TEXT SECTION ->
Pansy History and Development

John Milton
Lycidas (1637)
The tufted crow-toe, and pale gessamine,
The white pink, and the pansy freaked with jet,
The glowing violet,
The musk-rose, and the well-attired woodbine,
With cowslips wan that hang the pensive head,
And every flower that sad embroidery wears;

Salmon: Double Pansy (1710)

Sinclair: History of the Pansy (1835)

Dean: "Blotch" and "Belted" in Pansies (1893)

The Gardeners' Chronicle, 3rd serie. 19: 727 (June 13, 1896)
During the last two decades a most interesting kind of tufted Pansy has been raised, viz., the Rayless Violas, which have flowers of but one colour, free from the ordinary dark rays or streaks, whence their name. The first time I find any mention made of them is in 1881, when in The Garden W. Robinson related that at Laing's of Stanstead Park Nurseries, he saw two kinds of such Pansies (Hybrida alba and Golden Queen of Spring). Not until the very last years of the eighties did they become more widely known. Then appeared Charles Stuart's well-known Violetta, a very small-flowering almost pure-white fragrant tufted Pansy, the product of a cross between Viola cornuta, L, as the female parent, and the Pansy Blue King as the male plant. Dr. Stuart lays special stress on the fact that in hybridisation with V. cornuta it should be used as the female, and the Pansy chosen for the occasion as the male plant, if a progeny be desired resembling V. cornuta as regards perfume and perennial duration. Violetta has in turn produced a numerous offspring (among others, the celebrated Sylvia), which, together with other rayless tufted Pansies, play an important part in the shows of the Scottish and English Pansy societies.

The Gardeners' Chronicle, 3rd series. 26(656): 62 (July 22, 1899)

MATERIAL PROVIDED ->
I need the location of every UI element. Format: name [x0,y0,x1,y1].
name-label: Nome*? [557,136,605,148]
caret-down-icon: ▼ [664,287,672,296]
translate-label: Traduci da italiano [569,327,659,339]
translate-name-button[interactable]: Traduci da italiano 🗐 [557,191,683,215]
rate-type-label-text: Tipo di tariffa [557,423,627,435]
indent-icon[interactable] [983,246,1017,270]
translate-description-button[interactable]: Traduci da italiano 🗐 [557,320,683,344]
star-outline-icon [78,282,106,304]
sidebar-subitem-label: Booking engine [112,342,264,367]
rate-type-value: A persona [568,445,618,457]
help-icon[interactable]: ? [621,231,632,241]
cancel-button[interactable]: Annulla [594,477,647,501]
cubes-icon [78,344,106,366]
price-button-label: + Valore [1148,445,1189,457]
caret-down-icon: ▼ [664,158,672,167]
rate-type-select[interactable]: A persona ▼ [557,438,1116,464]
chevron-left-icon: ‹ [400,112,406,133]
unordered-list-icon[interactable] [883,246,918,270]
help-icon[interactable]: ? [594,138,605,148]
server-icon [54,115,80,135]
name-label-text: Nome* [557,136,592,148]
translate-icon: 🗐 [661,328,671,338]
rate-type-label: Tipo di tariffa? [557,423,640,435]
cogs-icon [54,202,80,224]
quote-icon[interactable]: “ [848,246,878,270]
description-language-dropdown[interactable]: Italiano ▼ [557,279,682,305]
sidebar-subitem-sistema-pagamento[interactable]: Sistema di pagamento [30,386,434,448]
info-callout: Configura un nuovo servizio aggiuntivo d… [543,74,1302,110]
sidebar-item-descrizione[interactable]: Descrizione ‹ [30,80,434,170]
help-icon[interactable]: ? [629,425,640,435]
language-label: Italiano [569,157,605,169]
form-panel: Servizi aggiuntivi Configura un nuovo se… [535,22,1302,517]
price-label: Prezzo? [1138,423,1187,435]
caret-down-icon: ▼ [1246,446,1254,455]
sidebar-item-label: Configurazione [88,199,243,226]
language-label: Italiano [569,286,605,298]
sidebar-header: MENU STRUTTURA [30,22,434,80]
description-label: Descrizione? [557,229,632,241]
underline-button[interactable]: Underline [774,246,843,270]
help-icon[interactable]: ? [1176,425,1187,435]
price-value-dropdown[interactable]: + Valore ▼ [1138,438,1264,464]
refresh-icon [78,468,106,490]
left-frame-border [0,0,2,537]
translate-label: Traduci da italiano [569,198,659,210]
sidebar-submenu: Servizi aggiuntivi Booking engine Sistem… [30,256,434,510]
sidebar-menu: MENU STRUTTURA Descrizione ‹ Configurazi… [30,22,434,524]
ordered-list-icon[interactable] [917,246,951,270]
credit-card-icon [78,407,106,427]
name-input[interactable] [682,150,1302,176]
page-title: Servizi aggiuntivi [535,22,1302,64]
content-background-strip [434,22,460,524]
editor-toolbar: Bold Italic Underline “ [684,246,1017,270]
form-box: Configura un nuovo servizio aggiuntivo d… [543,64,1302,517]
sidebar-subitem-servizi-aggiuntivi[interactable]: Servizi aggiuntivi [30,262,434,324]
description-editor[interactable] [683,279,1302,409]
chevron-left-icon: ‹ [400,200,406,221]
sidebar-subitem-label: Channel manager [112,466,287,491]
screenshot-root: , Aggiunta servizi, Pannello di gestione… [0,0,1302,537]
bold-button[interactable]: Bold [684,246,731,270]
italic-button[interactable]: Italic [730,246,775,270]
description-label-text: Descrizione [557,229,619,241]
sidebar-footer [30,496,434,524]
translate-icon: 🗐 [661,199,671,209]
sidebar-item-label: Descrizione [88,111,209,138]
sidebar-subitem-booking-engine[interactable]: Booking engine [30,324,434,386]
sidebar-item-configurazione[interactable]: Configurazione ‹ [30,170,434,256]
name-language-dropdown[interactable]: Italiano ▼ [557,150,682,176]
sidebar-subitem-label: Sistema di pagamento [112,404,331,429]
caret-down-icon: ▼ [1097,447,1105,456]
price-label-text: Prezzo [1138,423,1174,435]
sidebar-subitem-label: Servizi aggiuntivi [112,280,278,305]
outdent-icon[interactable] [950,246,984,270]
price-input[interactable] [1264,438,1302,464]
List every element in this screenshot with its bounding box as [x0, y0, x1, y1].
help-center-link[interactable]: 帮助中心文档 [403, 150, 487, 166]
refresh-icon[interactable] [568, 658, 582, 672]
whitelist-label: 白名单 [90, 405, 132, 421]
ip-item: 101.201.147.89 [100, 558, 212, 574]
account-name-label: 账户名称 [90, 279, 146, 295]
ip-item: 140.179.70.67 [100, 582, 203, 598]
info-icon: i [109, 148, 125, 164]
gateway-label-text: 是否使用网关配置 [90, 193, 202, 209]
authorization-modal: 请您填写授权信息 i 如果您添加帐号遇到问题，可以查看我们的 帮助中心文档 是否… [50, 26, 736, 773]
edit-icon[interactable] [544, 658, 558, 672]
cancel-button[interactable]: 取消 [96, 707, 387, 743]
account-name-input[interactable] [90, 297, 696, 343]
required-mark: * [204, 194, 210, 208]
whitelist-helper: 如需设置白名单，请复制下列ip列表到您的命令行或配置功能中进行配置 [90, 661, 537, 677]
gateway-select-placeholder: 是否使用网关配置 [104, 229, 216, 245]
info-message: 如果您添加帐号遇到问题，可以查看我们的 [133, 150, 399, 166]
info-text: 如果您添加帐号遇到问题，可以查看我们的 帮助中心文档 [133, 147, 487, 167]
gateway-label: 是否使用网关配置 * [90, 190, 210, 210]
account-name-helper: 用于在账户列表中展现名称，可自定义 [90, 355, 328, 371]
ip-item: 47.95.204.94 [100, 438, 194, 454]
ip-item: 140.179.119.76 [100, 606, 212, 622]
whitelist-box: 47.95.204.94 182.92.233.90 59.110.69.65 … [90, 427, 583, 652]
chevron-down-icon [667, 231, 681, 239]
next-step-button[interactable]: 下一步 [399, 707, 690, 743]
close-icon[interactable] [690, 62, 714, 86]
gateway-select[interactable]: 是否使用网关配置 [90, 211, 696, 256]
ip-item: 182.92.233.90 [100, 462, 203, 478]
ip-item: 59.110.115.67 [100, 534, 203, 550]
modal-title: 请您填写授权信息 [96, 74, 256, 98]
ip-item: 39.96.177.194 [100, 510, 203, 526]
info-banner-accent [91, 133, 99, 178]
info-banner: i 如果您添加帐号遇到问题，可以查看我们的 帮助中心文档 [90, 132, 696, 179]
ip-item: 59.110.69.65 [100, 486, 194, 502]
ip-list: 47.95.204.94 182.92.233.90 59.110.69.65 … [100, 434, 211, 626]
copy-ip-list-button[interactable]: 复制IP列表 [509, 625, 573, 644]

WORK TASK ->
Reproduce the pansy history text in full, word for word, keeping every line in its original order.

EXERCISE RESPONSE ->
Pansy History and Development

John Milton
Lycidas (1637)
The tufted crow-toe, and pale gessamine,
The white pink, and the pansy freaked with jet,
The glowing violet,
The musk-rose, and the well-attired woodbine,
With cowslips wan that hang the pensive head,
And every flower that sad embroidery wears;

Salmon: Double Pansy (1710)

Sinclair: History of the Pansy (1835)

Dean: "Blotch" and "Belted" in Pansies (1893)

The Gardeners' Chronicle, 3rd serie. 19: 727 (June 13, 1896)
During the last two decades a most interesting kind of tufted Pansy has been raised, viz., the Rayless Violas, which have flowers of but one colour, free from the ordinary dark rays or streaks, whence their name. The first time I find any mention made of them is in 1881, when in The Garden W. Robinson related that at Laing's of Stanstead Park Nurseries, he saw two kinds of such Pansies (Hybrida alba and Golden Queen of Spring). Not until the very last years of the eighties did they become more widely known. Then appeared Charles Stuart's well-known Violetta, a very small-flowering almost pure-white fragrant tufted Pansy, the product of a cross between Viola cornuta, L, as the female parent, and the Pansy Blue King as the male plant. Dr. Stuart lays special stress on the fact that in hybridisation with V. cornuta it should be used as the female, and the Pansy chosen for the occasion as the male plant, if a progeny be desired resembling V. cornuta as regards perfume and perennial duration. Violetta has in turn produced a numerous offspring (among others, the celebrated Sylvia), which, together with other rayless tufted Pansies, play an important part in the shows of the Scottish and English Pansy societies.

The Gardeners' Chronicle, 3rd series. 26(656): 62 (July 22, 1899)